Exercise prompt: Produce an exact transcription of the listing below, omitting the pictures.

Exercise data:
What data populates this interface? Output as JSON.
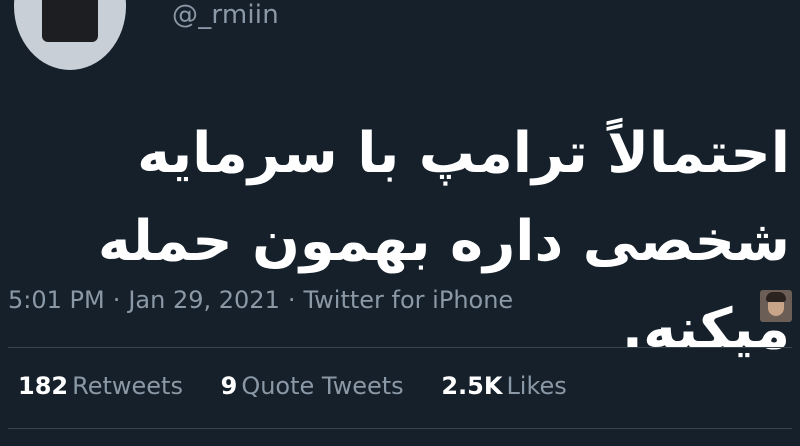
{
  "author": {
    "handle": "@_rmiin"
  },
  "tweet": {
    "text": "احتمالاً ترامپ با سرمایه شخصی داره بهمون حمله میکنه.",
    "time": "5:01 PM",
    "date": "Jan 29, 2021",
    "separator": "·",
    "source": "Twitter for iPhone"
  },
  "stats": {
    "retweets": {
      "count": "182",
      "label": "Retweets"
    },
    "quote_tweets": {
      "count": "9",
      "label": "Quote Tweets"
    },
    "likes": {
      "count": "2.5K",
      "label": "Likes"
    }
  },
  "colors": {
    "background": "#15202b",
    "primary_text": "#ffffff",
    "secondary_text": "#8b98a5",
    "divider": "#38444d"
  }
}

Complete output:
What data populates this interface? Output as JSON.
{
  "author": {
    "handle": "@_rmiin"
  },
  "tweet": {
    "text": "احتمالاً ترامپ با سرمایه شخصی داره بهمون حمله میکنه.",
    "time": "5:01 PM",
    "date": "Jan 29, 2021",
    "separator": "·",
    "source": "Twitter for iPhone"
  },
  "stats": {
    "retweets": {
      "count": "182",
      "label": "Retweets"
    },
    "quote_tweets": {
      "count": "9",
      "label": "Quote Tweets"
    },
    "likes": {
      "count": "2.5K",
      "label": "Likes"
    }
  },
  "colors": {
    "background": "#15202b",
    "primary_text": "#ffffff",
    "secondary_text": "#8b98a5",
    "divider": "#38444d"
  }
}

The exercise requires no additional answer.